┌────────

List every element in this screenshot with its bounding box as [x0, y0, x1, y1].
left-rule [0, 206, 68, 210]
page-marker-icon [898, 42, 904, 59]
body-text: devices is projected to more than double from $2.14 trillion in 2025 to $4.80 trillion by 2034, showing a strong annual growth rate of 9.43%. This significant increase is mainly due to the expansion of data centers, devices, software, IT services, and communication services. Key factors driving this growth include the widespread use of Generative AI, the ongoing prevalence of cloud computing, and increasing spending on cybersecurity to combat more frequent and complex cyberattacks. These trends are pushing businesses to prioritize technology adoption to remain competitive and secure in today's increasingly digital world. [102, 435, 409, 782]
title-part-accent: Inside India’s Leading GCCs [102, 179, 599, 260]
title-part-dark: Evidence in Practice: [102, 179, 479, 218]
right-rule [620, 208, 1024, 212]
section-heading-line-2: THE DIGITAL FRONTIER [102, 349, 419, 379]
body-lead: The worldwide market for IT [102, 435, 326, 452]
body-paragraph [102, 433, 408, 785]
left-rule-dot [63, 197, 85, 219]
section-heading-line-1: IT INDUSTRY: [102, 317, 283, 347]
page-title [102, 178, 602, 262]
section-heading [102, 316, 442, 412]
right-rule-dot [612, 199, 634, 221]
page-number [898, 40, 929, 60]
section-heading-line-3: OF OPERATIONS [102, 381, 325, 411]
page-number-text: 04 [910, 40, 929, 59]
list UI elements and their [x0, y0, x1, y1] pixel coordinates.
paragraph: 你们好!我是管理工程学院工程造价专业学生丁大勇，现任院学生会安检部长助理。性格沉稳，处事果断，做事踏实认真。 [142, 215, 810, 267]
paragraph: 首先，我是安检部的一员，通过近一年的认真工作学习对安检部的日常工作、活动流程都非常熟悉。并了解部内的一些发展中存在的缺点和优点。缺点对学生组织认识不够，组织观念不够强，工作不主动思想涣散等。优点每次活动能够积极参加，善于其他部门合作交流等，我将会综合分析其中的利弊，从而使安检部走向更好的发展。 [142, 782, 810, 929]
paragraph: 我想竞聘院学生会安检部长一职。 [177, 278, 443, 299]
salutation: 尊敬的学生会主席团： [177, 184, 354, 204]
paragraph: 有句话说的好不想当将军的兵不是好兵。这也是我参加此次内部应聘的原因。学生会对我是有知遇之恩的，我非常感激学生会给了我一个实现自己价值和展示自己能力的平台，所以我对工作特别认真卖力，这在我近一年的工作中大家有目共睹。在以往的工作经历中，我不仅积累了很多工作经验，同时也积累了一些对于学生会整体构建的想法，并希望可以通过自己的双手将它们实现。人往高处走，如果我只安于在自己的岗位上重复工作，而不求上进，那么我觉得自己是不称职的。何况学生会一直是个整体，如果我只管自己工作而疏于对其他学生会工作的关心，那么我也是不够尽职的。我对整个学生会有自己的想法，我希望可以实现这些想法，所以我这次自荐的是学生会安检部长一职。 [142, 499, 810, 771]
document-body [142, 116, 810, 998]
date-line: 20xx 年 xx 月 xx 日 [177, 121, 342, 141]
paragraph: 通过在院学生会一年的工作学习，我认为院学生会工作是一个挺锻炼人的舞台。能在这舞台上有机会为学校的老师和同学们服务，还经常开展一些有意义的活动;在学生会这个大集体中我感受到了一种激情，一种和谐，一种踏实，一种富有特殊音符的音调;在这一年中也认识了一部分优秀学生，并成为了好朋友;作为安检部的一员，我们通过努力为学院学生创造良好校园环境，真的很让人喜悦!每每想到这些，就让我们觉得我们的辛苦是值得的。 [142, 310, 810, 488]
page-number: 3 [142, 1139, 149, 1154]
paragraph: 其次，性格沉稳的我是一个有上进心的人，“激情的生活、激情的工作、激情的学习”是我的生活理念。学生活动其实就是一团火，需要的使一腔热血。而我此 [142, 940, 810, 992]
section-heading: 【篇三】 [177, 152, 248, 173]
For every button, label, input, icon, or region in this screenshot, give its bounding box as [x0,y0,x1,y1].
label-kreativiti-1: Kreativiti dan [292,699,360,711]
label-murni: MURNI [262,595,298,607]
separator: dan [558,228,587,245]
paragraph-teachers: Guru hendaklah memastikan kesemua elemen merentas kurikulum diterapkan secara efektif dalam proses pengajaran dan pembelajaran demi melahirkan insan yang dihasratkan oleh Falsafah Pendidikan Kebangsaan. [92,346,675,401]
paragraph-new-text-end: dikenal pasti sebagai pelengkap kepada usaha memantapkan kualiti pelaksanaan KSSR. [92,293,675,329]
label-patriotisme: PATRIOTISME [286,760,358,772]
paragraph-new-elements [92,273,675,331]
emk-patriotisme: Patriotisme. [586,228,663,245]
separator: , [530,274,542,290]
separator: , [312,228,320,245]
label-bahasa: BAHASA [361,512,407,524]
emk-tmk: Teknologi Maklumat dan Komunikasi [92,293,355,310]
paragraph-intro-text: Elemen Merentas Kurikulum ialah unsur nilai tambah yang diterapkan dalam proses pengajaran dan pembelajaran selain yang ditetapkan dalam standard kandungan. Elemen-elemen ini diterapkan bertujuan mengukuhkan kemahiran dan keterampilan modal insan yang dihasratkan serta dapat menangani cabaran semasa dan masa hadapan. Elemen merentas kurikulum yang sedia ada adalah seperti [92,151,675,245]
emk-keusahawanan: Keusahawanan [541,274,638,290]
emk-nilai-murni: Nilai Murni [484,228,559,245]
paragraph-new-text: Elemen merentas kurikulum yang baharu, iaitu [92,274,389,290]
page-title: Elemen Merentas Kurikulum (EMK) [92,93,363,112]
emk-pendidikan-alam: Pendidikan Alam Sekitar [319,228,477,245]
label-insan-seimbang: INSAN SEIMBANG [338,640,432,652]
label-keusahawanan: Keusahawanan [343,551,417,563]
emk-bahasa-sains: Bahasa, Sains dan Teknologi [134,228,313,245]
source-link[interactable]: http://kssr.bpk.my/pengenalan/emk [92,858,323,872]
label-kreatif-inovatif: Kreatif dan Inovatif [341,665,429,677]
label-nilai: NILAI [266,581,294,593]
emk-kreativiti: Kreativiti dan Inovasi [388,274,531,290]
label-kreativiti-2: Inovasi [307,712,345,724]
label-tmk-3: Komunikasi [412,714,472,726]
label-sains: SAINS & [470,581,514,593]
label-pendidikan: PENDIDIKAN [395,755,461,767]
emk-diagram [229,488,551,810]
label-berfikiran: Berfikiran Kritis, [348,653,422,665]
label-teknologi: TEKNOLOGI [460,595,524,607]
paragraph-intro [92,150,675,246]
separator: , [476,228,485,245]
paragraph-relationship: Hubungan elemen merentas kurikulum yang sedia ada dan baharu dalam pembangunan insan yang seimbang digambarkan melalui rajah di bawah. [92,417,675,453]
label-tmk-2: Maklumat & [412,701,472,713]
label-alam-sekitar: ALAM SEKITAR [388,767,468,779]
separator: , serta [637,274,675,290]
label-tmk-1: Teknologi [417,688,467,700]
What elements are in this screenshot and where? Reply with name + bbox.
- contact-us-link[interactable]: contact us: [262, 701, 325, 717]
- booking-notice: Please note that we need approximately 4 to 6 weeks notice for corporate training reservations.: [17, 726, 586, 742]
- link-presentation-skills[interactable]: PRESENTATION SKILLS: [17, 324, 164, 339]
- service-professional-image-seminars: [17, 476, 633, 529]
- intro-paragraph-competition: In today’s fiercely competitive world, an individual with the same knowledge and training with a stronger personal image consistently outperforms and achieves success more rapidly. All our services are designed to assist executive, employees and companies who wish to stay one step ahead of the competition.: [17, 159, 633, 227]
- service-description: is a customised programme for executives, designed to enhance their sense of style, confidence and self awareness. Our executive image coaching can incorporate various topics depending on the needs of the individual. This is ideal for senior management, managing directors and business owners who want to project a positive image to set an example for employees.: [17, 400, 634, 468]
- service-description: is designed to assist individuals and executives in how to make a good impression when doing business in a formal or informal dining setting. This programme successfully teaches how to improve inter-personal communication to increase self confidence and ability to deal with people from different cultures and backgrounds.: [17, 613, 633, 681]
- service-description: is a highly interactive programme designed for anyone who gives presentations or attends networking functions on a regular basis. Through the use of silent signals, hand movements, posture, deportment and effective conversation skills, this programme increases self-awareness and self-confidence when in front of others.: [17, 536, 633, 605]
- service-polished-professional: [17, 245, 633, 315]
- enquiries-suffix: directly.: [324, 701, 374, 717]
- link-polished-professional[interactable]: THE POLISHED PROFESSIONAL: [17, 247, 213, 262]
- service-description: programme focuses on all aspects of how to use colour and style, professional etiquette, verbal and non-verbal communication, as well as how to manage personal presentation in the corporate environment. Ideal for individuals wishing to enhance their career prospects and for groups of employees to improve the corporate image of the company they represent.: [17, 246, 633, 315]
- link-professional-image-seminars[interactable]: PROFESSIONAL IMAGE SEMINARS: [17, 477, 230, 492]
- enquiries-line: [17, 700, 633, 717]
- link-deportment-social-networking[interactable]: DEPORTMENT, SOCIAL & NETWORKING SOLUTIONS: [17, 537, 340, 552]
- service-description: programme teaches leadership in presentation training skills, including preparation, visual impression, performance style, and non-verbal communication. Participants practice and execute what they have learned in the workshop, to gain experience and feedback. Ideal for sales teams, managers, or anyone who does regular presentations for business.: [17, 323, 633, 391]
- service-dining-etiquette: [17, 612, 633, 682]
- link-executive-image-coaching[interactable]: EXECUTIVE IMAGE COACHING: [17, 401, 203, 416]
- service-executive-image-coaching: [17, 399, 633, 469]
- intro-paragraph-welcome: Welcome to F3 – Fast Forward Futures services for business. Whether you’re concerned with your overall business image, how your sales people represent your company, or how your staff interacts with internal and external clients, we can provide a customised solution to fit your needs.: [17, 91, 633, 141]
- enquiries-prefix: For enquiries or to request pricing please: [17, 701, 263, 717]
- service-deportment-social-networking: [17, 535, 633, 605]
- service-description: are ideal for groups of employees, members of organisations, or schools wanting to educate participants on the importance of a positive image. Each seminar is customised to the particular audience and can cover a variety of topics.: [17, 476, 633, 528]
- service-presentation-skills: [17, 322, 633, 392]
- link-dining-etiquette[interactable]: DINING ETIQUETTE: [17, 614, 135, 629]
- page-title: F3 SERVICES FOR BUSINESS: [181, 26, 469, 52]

└────────

Exercise directions |
Return the lines from the start of the records through the line containing "body-text: devices is", inclusive, as a JSON list of strings with one string per line and blank lines left out.

Output of the exercise |
[
  "List every element in this screenshot with its bounding box as [x0, y0, x1, y1].",
  "left-rule [0, 206, 68, 210]",
  "page-marker-icon [898, 42, 904, 59]",
  "body-text: devices is projected to more than double from $2.14 trillion in 2025 to $4.80 trillion by 2034, showing a strong annual growth rate of 9.43%. This significant increase is mainly due to the expansion of data centers, devices, software, IT services, and communication services. Key factors driving this growth include the widespread use of Generative AI, the ongoing prevalence of cloud computing, and increasing spending on cybersecurity to combat more frequent and complex cyberattacks. These trends are pushing businesses to prioritize technology adoption to remain competitive and secure in today's increasingly digital world. [102, 435, 409, 782]"
]